▶ [Stated problem]: Among the records that follow, count the lines with the string "JSON"; report only that count.

(Excerpts from a figure dataset)
** start **

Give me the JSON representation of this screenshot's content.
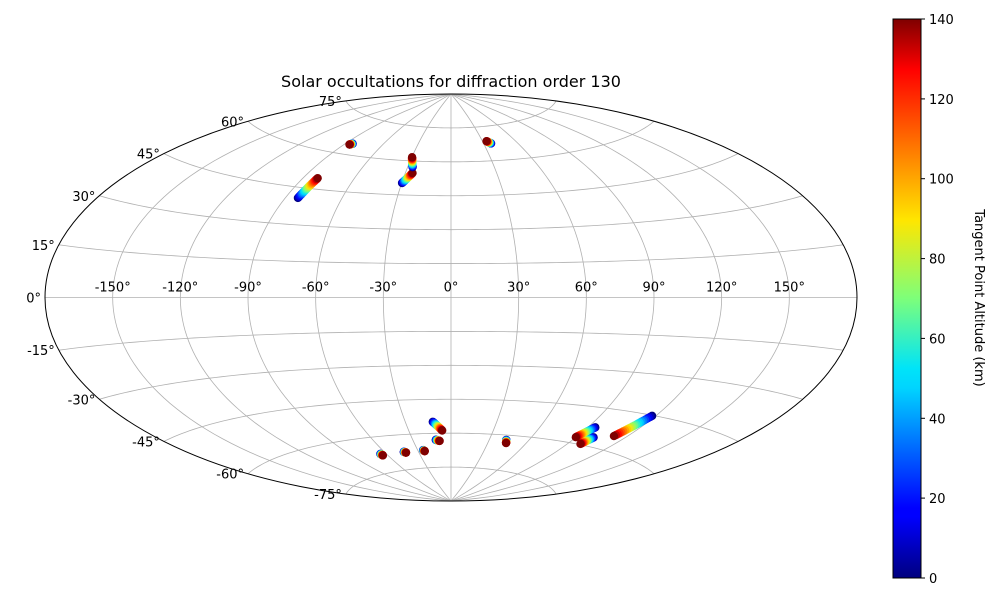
{
  "chart_data": {
    "type": "scatter",
    "projection": "aitoff",
    "title": "Solar occultations for diffraction order 130",
    "lon_ticks": [
      "-150°",
      "-120°",
      "-90°",
      "-60°",
      "-30°",
      "0°",
      "30°",
      "60°",
      "90°",
      "120°",
      "150°"
    ],
    "lat_ticks": [
      "75°",
      "60°",
      "45°",
      "30°",
      "15°",
      "0°",
      "-15°",
      "-30°",
      "-45°",
      "-60°",
      "-75°"
    ],
    "grid": true,
    "colorbar": {
      "label": "Tangent Point Altitude (km)",
      "colormap": "jet",
      "range": [
        0,
        140
      ],
      "ticks": [
        "0",
        "20",
        "40",
        "60",
        "80",
        "100",
        "120",
        "140"
      ]
    },
    "series": [
      {
        "lon": [
          -84.5,
          -86.0
        ],
        "lat": [
          64.5,
          64.0
        ],
        "alt": [
          0,
          140
        ]
      },
      {
        "lon": [
          -83.4,
          -81.6
        ],
        "lat": [
          40.8,
          49.4
        ],
        "alt": [
          0,
          140
        ]
      },
      {
        "lon": [
          -29.8,
          -25.3
        ],
        "lat": [
          50.2,
          54.7
        ],
        "alt": [
          0,
          140
        ]
      },
      {
        "lon": [
          -26.6,
          -29.8
        ],
        "lat": [
          57.3,
          61.6
        ],
        "alt": [
          0,
          140
        ]
      },
      {
        "lon": [
          36.7,
          33.8
        ],
        "lat": [
          67.5,
          68.6
        ],
        "alt": [
          0,
          140
        ]
      },
      {
        "lon": [
          -65.1,
          -64.4
        ],
        "lat": [
          -67.2,
          -67.9
        ],
        "alt": [
          0,
          140
        ]
      },
      {
        "lon": [
          -43.2,
          -41.7
        ],
        "lat": [
          -67.4,
          -67.8
        ],
        "alt": [
          0,
          140
        ]
      },
      {
        "lon": [
          -25.1,
          -24.1
        ],
        "lat": [
          -67.2,
          -67.7
        ],
        "alt": [
          0,
          140
        ]
      },
      {
        "lon": [
          -12.0,
          -6.3
        ],
        "lat": [
          -54.9,
          -58.8
        ],
        "alt": [
          0,
          140
        ]
      },
      {
        "lon": [
          -12.0,
          -9.1
        ],
        "lat": [
          -62.9,
          -63.4
        ],
        "alt": [
          0,
          140
        ]
      },
      {
        "lon": [
          43.1,
          44.5
        ],
        "lat": [
          -62.1,
          -63.4
        ],
        "alt": [
          0,
          140
        ]
      },
      {
        "lon": [
          94.4,
          89.8
        ],
        "lat": [
          -52.8,
          -57.6
        ],
        "alt": [
          0,
          140
        ]
      },
      {
        "lon": [
          101.1,
          98.7
        ],
        "lat": [
          -56.5,
          -59.7
        ],
        "alt": [
          0,
          140
        ]
      },
      {
        "lon": [
          118.1,
          112.1
        ],
        "lat": [
          -45.2,
          -54.6
        ],
        "alt": [
          0,
          140
        ]
      }
    ]
  }
}
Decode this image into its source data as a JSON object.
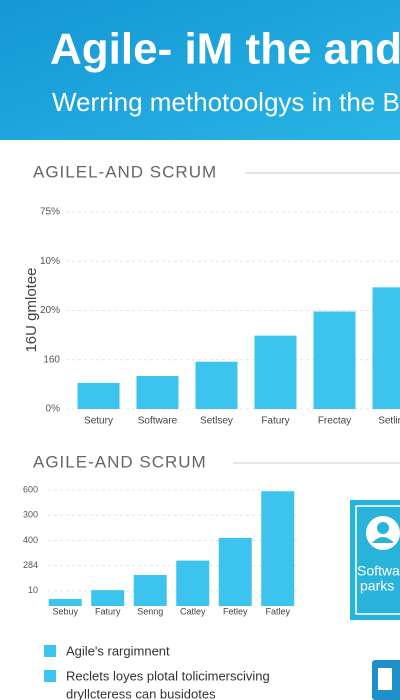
{
  "header": {
    "title": "Agile- iM the and",
    "subtitle": "Werring methotoolgys in the B"
  },
  "chart_data": [
    {
      "type": "bar",
      "title": "AGILEL-AND SCRUM",
      "y_label": "16U gmlotee",
      "categories": [
        "Setury",
        "Software",
        "Setlsey",
        "Fatury",
        "Frectay",
        "Setling"
      ],
      "values": [
        0.53,
        0.67,
        0.96,
        1.49,
        1.98,
        2.47
      ],
      "color": "#3cc3ee",
      "ylim": [
        0,
        4
      ],
      "yticks": [
        {
          "value": 0,
          "label": "0%"
        },
        {
          "value": 1,
          "label": "160"
        },
        {
          "value": 2,
          "label": "20%"
        },
        {
          "value": 3,
          "label": "10%"
        },
        {
          "value": 4,
          "label": "75%"
        }
      ],
      "grid": true
    },
    {
      "type": "bar",
      "title": "AGILE-AND SCRUM",
      "categories": [
        "Sebuy",
        "Fatury",
        "Senng",
        "Catley",
        "Fetley",
        "Fatley"
      ],
      "values": [
        0.28,
        0.63,
        1.23,
        1.8,
        2.7,
        4.55
      ],
      "color": "#3cc3ee",
      "ylim": [
        0,
        4.6
      ],
      "yticks": [
        {
          "value": 0.6,
          "label": "10"
        },
        {
          "value": 1.6,
          "label": "284"
        },
        {
          "value": 2.6,
          "label": "400"
        },
        {
          "value": 3.6,
          "label": "300"
        },
        {
          "value": 4.6,
          "label": "600"
        }
      ],
      "grid": true
    }
  ],
  "card": {
    "lines": [
      "Softwa",
      "parks"
    ]
  },
  "legend": [
    "Agile's rargimnent",
    "Reclets loyes plotal tolicimersciving",
    "dryllcteress can busidotes"
  ]
}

** end **

▶ [Response for this exercise]: 2